**WRITTEN INSTRUCTION**: Give the number of lines in the records below that include "changed". Reply with that number alone.

**EXTRACTED RECORDS**:
○ ○ ○ ○

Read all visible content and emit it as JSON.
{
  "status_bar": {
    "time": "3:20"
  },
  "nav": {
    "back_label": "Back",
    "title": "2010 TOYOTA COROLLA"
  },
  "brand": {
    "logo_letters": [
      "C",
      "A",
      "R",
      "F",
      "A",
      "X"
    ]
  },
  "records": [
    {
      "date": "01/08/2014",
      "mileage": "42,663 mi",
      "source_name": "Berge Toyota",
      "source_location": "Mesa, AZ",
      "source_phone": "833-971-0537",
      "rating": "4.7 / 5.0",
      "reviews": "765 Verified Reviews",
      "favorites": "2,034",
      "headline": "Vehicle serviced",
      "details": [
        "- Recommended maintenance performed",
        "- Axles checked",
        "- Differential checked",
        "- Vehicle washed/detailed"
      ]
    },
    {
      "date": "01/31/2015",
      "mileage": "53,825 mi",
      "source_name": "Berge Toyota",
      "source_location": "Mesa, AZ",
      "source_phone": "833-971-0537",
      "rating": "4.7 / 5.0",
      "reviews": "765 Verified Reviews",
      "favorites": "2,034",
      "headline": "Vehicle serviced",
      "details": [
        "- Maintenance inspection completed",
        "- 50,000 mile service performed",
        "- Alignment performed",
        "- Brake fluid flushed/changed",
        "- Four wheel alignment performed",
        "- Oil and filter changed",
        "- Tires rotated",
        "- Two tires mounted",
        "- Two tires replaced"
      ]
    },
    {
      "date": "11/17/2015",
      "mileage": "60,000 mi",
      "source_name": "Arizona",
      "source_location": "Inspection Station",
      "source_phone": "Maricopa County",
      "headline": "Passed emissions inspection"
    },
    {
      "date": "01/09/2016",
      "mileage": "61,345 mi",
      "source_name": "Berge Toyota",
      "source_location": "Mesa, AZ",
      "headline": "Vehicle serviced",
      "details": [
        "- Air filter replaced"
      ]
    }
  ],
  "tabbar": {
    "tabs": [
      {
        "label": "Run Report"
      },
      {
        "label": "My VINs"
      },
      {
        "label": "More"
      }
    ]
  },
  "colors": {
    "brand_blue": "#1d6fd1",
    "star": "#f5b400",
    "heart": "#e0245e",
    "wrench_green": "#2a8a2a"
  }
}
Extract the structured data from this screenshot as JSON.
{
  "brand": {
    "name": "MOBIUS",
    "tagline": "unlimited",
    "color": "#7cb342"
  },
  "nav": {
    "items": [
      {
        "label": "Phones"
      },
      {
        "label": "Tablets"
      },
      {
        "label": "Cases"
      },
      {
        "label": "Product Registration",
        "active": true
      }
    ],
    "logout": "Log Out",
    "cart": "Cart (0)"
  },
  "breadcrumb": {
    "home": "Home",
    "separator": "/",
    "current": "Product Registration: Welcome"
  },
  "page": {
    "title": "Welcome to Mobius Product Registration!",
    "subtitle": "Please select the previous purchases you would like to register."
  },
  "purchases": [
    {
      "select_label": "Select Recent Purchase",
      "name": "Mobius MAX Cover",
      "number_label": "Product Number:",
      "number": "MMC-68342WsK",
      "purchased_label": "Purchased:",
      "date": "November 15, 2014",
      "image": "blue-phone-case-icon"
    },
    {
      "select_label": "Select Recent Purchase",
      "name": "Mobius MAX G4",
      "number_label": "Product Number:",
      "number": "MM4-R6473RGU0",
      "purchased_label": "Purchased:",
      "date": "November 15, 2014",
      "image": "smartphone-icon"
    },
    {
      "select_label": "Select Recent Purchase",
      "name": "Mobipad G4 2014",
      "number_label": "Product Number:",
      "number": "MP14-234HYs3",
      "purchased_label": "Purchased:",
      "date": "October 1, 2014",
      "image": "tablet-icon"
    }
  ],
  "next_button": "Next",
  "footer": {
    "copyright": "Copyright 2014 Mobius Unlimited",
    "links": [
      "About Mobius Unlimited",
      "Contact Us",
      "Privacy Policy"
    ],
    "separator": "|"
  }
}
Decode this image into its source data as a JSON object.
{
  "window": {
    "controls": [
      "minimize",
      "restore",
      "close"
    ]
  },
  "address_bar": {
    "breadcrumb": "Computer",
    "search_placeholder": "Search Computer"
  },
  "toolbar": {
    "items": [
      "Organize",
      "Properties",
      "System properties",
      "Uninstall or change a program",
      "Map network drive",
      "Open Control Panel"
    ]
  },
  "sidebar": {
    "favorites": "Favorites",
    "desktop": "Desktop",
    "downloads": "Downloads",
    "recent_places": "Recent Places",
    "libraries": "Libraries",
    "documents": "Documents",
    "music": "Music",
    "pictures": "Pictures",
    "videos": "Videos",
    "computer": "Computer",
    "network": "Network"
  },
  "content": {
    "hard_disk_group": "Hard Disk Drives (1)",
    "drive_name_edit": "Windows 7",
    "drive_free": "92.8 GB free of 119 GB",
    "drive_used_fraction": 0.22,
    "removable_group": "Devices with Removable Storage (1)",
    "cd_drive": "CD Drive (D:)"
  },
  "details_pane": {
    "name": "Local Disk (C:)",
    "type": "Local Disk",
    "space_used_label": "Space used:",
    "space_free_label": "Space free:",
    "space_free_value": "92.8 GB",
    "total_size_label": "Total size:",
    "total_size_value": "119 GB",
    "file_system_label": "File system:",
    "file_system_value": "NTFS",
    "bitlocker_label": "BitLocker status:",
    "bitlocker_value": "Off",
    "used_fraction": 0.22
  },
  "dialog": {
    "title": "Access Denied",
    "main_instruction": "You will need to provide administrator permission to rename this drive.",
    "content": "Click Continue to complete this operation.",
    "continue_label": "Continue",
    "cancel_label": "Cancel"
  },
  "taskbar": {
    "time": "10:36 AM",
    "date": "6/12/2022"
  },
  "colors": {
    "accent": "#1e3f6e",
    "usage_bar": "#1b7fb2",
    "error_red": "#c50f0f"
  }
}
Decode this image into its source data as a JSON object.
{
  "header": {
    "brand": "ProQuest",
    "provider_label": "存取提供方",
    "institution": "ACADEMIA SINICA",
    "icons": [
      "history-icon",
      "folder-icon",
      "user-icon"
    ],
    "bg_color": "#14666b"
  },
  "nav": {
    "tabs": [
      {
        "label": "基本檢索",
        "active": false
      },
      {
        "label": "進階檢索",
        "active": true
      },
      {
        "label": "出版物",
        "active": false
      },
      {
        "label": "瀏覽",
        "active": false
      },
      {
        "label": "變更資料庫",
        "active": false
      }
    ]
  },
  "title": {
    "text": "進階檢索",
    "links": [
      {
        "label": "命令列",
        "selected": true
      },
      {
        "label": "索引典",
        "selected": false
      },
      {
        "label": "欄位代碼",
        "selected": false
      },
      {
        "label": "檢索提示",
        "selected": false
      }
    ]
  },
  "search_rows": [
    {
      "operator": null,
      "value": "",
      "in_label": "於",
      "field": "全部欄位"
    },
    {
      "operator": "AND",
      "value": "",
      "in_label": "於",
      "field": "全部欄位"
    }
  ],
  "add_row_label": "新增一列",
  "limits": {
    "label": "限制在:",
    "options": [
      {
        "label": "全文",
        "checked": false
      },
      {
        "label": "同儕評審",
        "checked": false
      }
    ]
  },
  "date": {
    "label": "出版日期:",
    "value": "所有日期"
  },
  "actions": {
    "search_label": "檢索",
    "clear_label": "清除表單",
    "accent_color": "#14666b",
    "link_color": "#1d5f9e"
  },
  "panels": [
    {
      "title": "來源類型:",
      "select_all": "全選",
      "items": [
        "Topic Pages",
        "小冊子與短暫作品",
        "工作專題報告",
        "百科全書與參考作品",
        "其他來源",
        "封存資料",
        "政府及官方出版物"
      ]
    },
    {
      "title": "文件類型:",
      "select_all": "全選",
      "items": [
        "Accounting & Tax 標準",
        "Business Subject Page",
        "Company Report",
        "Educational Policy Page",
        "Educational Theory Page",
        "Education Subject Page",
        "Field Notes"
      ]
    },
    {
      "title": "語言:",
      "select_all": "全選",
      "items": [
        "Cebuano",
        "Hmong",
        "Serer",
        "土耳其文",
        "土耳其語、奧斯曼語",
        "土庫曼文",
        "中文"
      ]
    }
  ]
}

○ ○ ○ ○

**THE RESULT**: 2